** BEGIN DATA ROWS **

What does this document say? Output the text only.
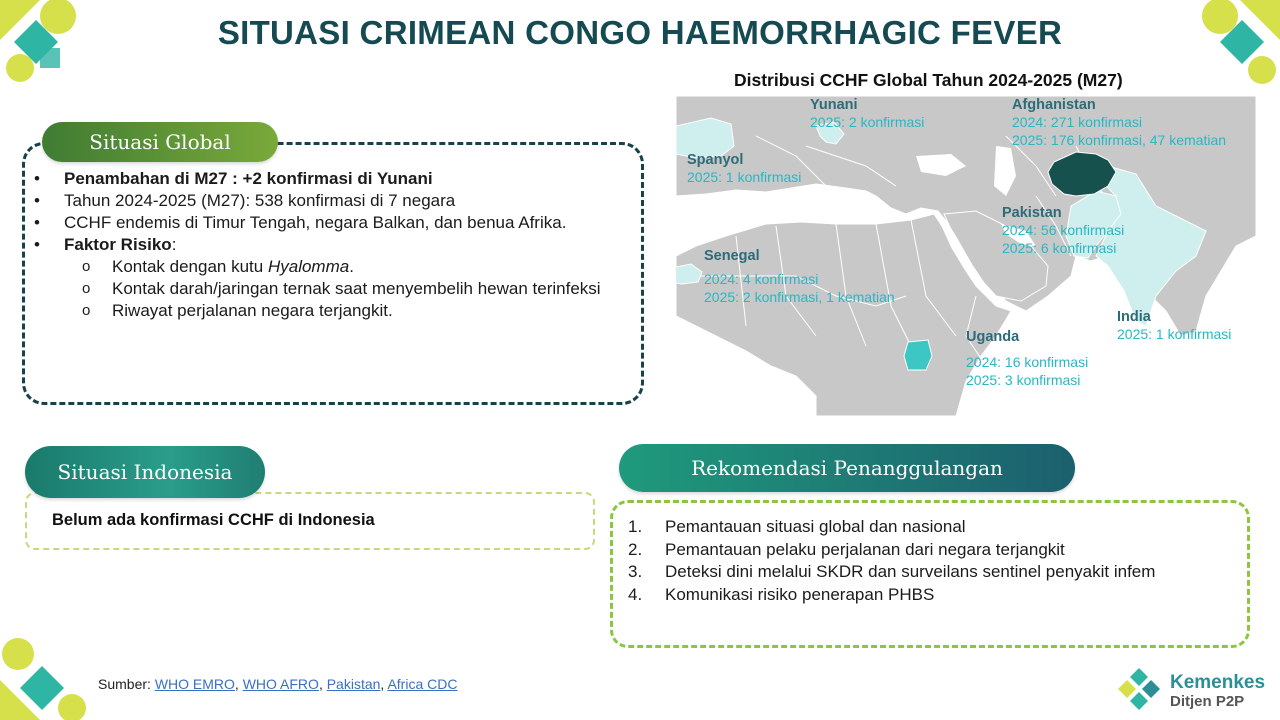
SITUASI CRIMEAN CONGO HAEMORRHAGIC FEVER
Distribusi CCHF Global Tahun 2024-2025 (M27)
Yunani
2025: 2 konfirmasi
Afghanistan
2024: 271 konfirmasi
2025: 176 konfirmasi, 47 kematian
Spanyol
2025: 1 konfirmasi
Pakistan
2024: 56 konfirmasi
2025: 6 konfirmasi
Senegal
2024: 4 konfirmasi
2025: 2 konfirmasi, 1 kematian
India
2025: 1 konfirmasi
Uganda
2024: 16 konfirmasi
2025: 3 konfirmasi
Situasi Global
• Penambahan di M27 : +2 konfirmasi di Yunani
• Tahun 2024-2025 (M27): 538 konfirmasi di 7 negara
• CCHF endemis di Timur Tengah, negara Balkan, dan benua Afrika.
• Faktor Risiko:
o Kontak dengan kutu Hyalomma.
o Kontak darah/jaringan ternak saat menyembelih hewan terinfeksi
o Riwayat perjalanan negara terjangkit.
Situasi Indonesia
Belum ada konfirmasi CCHF di Indonesia
Rekomendasi Penanggulangan
1. Pemantauan situasi global dan nasional
2. Pemantauan pelaku perjalanan dari negara terjangkit
3. Deteksi dini melalui SKDR dan surveilans sentinel penyakit infem
4. Komunikasi risiko penerapan PHBS
Sumber: WHO EMRO, WHO AFRO, Pakistan, Africa CDC	Kemenkes
Ditjen P2P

** END DATA ROWS **

SHORT PROBLEM: List every line above containing the word "terjangkit".

WRITTEN REPLY:
o Riwayat perjalanan negara terjangkit.
2. Pemantauan pelaku perjalanan dari negara terjangkit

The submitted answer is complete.